EXERCISE PROMPT =
Print out every line, exactly as written.
** BEGIN **
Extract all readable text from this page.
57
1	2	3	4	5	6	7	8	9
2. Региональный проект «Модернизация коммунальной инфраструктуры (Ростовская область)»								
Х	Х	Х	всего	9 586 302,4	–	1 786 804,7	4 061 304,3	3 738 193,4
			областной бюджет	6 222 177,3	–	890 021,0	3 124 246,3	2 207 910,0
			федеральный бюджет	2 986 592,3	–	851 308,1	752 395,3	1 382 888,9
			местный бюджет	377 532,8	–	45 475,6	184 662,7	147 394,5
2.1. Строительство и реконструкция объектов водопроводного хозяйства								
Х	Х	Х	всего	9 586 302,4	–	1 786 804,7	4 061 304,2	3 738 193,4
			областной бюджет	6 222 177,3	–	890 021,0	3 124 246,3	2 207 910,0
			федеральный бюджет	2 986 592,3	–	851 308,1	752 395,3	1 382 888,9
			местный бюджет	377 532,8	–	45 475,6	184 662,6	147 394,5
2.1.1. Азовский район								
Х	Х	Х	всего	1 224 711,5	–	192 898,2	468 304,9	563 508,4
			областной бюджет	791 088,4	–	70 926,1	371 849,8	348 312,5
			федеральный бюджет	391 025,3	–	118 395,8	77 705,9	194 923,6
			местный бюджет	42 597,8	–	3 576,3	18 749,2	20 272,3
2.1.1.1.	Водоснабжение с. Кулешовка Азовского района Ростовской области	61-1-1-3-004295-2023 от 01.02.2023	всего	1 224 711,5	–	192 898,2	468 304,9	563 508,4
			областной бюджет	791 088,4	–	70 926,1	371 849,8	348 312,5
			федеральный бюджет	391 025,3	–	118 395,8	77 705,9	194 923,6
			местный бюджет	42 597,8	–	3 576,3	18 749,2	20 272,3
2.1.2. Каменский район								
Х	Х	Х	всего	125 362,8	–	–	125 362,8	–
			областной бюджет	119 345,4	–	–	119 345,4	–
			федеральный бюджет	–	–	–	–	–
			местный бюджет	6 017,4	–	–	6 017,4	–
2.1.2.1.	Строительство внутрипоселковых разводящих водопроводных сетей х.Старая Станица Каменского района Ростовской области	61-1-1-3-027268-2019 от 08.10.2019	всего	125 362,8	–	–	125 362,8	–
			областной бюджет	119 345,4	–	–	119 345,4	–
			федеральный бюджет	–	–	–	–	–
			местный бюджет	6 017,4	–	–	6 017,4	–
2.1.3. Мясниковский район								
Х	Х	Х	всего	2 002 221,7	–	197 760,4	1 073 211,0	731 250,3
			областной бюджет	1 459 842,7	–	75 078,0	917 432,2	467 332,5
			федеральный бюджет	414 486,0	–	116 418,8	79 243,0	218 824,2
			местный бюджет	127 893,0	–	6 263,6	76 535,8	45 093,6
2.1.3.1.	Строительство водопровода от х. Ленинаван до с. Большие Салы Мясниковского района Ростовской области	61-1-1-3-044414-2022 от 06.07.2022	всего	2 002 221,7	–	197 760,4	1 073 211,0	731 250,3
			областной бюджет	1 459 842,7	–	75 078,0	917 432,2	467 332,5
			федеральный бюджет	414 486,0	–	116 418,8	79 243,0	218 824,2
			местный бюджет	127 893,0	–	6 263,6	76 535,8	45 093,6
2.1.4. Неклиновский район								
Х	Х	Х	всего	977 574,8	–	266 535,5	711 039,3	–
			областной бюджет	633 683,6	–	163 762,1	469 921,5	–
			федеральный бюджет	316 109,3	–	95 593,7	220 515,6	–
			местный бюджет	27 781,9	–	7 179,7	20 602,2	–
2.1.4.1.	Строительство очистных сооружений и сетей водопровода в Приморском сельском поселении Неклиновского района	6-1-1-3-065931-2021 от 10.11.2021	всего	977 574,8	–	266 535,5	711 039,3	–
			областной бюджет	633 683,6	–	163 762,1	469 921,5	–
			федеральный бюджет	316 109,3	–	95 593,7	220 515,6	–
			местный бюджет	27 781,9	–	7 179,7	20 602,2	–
** END **
EXERCISE OUTPUT =
Extract all readable text from this page.
57
1	2	3	4	5	6	7	8	9
2. Региональный проект «Модернизация коммунальной инфраструктуры (Ростовская область)»								
Х	Х	Х	всего	9 586 302,4	–	1 786 804,7	4 061 304,3	3 738 193,4
			областной бюджет	6 222 177,3	–	890 021,0	3 124 246,3	2 207 910,0
			федеральный бюджет	2 986 592,3	–	851 308,1	752 395,3	1 382 888,9
			местный бюджет	377 532,8	–	45 475,6	184 662,7	147 394,5
2.1. Строительство и реконструкция объектов водопроводного хозяйства								
Х	Х	Х	всего	9 586 302,4	–	1 786 804,7	4 061 304,2	3 738 193,4
			областной бюджет	6 222 177,3	–	890 021,0	3 124 246,3	2 207 910,0
			федеральный бюджет	2 986 592,3	–	851 308,1	752 395,3	1 382 888,9
			местный бюджет	377 532,8	–	45 475,6	184 662,6	147 394,5
2.1.1. Азовский район								
Х	Х	Х	всего	1 224 711,5	–	192 898,2	468 304,9	563 508,4
			областной бюджет	791 088,4	–	70 926,1	371 849,8	348 312,5
			федеральный бюджет	391 025,3	–	118 395,8	77 705,9	194 923,6
			местный бюджет	42 597,8	–	3 576,3	18 749,2	20 272,3
2.1.1.1.	Водоснабжение с. Кулешовка Азовского района Ростовской области	61-1-1-3-004295-2023 от 01.02.2023	всего	1 224 711,5	–	192 898,2	468 304,9	563 508,4
			областной бюджет	791 088,4	–	70 926,1	371 849,8	348 312,5
			федеральный бюджет	391 025,3	–	118 395,8	77 705,9	194 923,6
			местный бюджет	42 597,8	–	3 576,3	18 749,2	20 272,3
2.1.2. Каменский район								
Х	Х	Х	всего	125 362,8	–	–	125 362,8	–
			областной бюджет	119 345,4	–	–	119 345,4	–
			федеральный бюджет	–	–	–	–	–
			местный бюджет	6 017,4	–	–	6 017,4	–
2.1.2.1.	Строительство внутрипоселковых разводящих водопроводных сетей х.Старая Станица Каменского района Ростовской области	61-1-1-3-027268-2019 от 08.10.2019	всего	125 362,8	–	–	125 362,8	–
			областной бюджет	119 345,4	–	–	119 345,4	–
			федеральный бюджет	–	–	–	–	–
			местный бюджет	6 017,4	–	–	6 017,4	–
2.1.3. Мясниковский район								
Х	Х	Х	всего	2 002 221,7	–	197 760,4	1 073 211,0	731 250,3
			областной бюджет	1 459 842,7	–	75 078,0	917 432,2	467 332,5
			федеральный бюджет	414 486,0	–	116 418,8	79 243,0	218 824,2
			местный бюджет	127 893,0	–	6 263,6	76 535,8	45 093,6
2.1.3.1.	Строительство водопровода от х. Ленинаван до с. Большие Салы Мясниковского района Ростовской области	61-1-1-3-044414-2022 от 06.07.2022	всего	2 002 221,7	–	197 760,4	1 073 211,0	731 250,3
			областной бюджет	1 459 842,7	–	75 078,0	917 432,2	467 332,5
			федеральный бюджет	414 486,0	–	116 418,8	79 243,0	218 824,2
			местный бюджет	127 893,0	–	6 263,6	76 535,8	45 093,6
2.1.4. Неклиновский район								
Х	Х	Х	всего	977 574,8	–	266 535,5	711 039,3	–
			областной бюджет	633 683,6	–	163 762,1	469 921,5	–
			федеральный бюджет	316 109,3	–	95 593,7	220 515,6	–
			местный бюджет	27 781,9	–	7 179,7	20 602,2	–
2.1.4.1.	Строительство очистных сооружений и сетей водопровода в Приморском сельском поселении Неклиновского района	6-1-1-3-065931-2021 от 10.11.2021	всего	977 574,8	–	266 535,5	711 039,3	–
			областной бюджет	633 683,6	–	163 762,1	469 921,5	–
			федеральный бюджет	316 109,3	–	95 593,7	220 515,6	–
			местный бюджет	27 781,9	–	7 179,7	20 602,2	–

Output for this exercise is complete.